Material shown:
>>>>>

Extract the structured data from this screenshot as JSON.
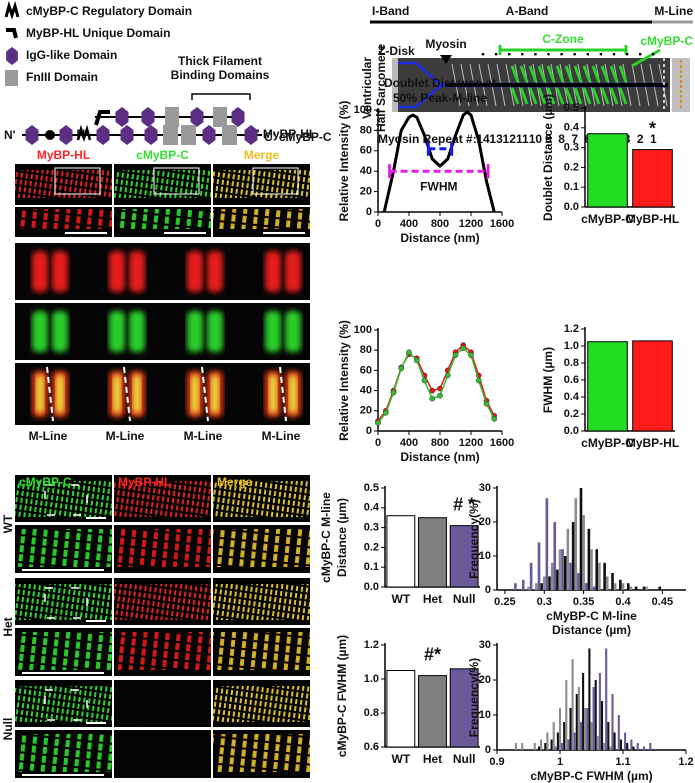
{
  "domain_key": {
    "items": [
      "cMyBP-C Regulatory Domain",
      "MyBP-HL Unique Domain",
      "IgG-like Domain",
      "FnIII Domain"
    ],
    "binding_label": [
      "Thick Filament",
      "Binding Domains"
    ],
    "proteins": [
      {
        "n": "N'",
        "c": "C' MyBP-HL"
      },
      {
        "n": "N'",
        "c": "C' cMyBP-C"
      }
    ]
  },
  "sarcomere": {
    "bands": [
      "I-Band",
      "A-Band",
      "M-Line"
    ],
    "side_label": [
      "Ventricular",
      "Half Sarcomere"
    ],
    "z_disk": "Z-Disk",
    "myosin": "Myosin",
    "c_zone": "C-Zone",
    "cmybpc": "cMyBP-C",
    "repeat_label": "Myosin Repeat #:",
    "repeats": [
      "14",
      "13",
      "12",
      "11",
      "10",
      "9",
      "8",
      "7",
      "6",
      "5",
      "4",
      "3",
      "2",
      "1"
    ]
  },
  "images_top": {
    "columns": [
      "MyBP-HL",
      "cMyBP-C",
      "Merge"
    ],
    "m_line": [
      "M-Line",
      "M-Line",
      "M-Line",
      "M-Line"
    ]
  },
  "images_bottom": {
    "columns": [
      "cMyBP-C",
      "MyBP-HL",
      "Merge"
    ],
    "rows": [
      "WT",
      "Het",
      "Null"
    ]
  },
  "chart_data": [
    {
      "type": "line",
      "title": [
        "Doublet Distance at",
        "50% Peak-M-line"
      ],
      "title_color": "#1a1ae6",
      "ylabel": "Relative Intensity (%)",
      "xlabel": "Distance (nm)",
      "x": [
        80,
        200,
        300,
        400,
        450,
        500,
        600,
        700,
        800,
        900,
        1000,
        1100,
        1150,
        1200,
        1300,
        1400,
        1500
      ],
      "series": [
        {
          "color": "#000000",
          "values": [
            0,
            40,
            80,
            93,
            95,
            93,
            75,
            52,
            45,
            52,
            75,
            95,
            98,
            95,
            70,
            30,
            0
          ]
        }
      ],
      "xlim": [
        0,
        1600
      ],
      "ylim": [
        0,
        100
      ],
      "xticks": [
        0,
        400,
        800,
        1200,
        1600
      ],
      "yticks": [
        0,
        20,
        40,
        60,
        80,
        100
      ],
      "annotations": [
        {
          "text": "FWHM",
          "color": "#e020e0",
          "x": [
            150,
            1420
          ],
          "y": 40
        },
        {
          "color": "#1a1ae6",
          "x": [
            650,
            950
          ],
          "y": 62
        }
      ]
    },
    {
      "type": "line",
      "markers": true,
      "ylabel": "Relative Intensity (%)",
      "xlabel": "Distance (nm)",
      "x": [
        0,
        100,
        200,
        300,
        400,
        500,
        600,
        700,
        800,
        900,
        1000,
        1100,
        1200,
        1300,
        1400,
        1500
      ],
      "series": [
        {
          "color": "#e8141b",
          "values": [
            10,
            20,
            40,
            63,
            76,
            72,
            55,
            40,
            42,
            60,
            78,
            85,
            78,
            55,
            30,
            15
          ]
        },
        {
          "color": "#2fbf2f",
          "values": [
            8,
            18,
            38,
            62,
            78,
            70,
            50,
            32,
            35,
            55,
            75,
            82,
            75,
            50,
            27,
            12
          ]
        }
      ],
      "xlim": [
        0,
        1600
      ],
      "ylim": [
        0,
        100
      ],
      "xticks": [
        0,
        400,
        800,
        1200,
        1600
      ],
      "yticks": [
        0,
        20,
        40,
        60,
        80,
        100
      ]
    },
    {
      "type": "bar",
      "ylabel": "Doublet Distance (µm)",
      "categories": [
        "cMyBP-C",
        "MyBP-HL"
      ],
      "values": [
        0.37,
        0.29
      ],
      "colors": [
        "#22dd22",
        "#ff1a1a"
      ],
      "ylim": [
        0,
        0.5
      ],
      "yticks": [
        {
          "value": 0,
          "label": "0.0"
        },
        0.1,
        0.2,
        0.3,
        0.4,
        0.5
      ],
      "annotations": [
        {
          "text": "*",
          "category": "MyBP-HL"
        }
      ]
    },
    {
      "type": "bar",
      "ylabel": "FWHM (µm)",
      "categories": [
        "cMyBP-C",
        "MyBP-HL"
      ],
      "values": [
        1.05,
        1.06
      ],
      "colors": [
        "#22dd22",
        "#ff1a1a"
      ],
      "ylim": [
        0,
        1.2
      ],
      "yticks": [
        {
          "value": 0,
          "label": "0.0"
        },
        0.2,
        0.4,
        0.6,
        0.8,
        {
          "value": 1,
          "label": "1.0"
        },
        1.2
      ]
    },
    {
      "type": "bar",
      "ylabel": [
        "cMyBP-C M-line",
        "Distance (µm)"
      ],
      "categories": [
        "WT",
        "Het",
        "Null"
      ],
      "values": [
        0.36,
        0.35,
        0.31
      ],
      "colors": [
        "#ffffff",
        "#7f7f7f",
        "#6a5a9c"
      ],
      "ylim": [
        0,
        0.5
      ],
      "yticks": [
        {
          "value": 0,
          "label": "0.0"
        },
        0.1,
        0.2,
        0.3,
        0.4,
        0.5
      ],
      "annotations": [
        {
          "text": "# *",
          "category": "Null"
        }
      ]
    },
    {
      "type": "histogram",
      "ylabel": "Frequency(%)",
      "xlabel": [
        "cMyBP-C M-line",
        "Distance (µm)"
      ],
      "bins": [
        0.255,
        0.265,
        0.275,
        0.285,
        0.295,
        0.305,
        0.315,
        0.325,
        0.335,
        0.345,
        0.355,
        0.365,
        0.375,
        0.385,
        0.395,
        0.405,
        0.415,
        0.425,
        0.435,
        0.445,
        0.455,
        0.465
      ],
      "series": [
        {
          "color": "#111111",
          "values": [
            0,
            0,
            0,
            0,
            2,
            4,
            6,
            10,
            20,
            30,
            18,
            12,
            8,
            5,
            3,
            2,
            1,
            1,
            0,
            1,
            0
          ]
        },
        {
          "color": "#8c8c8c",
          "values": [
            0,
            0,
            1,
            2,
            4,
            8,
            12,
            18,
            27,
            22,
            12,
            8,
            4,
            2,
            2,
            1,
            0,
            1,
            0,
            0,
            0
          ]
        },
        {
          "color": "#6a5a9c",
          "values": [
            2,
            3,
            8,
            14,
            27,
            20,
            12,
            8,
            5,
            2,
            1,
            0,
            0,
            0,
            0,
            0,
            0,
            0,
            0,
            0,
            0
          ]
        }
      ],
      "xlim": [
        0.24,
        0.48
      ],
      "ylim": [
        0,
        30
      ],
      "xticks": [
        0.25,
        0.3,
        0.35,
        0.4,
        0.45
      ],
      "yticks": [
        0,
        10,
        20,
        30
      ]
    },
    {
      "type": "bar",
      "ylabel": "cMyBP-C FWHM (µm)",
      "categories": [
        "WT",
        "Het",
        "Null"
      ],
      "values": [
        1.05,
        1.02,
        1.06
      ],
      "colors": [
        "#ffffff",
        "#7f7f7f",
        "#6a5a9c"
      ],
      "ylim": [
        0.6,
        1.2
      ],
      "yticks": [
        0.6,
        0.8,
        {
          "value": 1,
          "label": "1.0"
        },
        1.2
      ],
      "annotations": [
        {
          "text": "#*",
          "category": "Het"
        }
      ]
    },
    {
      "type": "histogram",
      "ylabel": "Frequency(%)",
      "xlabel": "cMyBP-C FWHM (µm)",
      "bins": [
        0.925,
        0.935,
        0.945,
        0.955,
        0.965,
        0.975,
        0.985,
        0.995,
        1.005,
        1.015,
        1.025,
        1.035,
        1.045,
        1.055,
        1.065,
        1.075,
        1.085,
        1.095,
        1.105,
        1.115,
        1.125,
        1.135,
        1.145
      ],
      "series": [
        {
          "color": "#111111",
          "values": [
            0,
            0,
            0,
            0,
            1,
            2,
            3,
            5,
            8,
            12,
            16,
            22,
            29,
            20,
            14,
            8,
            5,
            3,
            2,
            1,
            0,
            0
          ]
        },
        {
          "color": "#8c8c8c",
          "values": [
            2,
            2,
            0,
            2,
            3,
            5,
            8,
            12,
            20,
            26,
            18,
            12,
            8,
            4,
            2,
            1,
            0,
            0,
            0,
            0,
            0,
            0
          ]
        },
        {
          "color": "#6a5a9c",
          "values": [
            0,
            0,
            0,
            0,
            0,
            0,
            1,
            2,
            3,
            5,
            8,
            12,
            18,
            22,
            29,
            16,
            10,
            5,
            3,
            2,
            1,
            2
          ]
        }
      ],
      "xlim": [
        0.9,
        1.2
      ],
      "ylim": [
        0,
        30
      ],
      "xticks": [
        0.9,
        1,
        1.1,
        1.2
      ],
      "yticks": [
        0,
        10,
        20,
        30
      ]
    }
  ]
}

<<<<<
>>>>>

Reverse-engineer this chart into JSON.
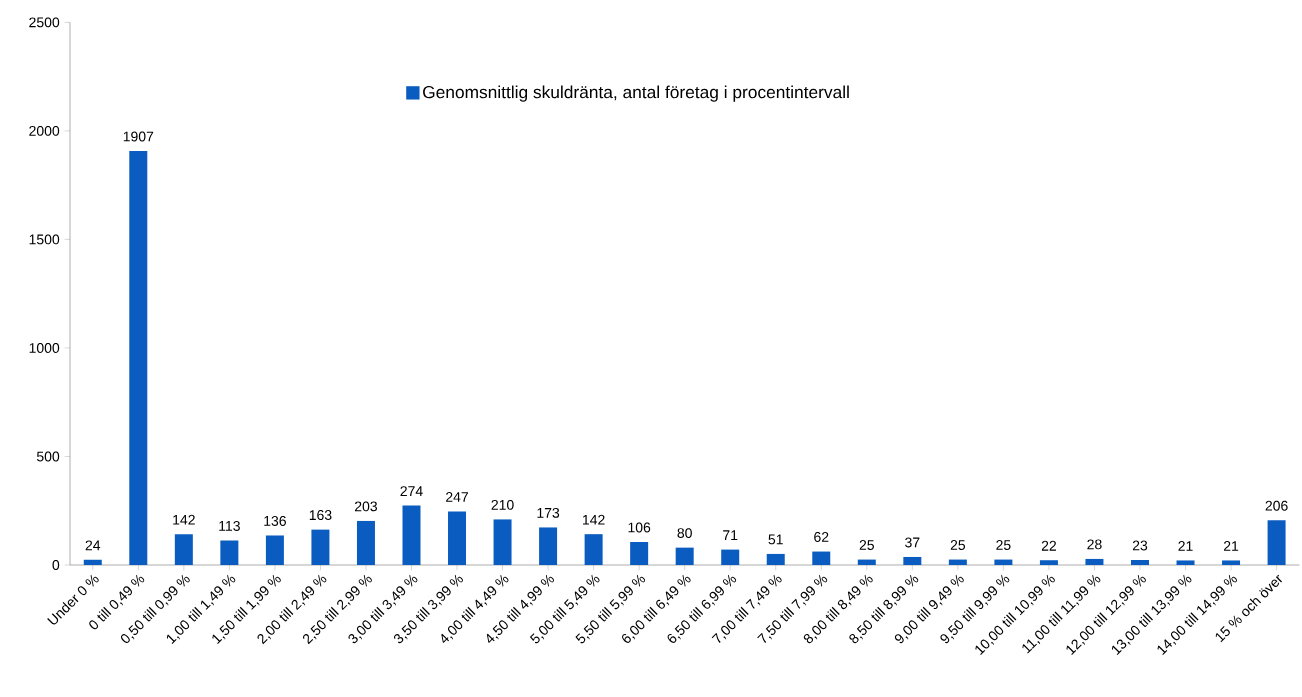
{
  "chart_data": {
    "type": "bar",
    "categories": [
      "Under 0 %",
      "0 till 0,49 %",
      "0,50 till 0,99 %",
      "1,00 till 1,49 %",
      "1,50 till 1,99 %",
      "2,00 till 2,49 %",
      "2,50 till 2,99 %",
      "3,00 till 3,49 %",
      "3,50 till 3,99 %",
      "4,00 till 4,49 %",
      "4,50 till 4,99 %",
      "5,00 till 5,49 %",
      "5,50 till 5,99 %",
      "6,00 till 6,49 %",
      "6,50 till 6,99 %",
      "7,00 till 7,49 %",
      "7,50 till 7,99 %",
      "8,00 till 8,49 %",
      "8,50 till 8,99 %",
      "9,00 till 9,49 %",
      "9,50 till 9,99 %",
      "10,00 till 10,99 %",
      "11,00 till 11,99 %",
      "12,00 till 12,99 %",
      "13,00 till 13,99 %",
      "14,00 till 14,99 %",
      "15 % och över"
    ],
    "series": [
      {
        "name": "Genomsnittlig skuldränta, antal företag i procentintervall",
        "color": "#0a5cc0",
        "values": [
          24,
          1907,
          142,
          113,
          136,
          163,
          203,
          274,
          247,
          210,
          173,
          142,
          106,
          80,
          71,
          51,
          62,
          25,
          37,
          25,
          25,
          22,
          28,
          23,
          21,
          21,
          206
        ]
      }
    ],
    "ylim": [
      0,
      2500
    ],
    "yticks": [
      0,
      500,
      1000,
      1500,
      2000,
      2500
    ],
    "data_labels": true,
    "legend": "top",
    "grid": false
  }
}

<<<<<

Using the material above, return each line in which the word "Myosin" occurs.

Written answer:
    "myosin": "Myosin",
    "repeat_label": "Myosin Repeat #:",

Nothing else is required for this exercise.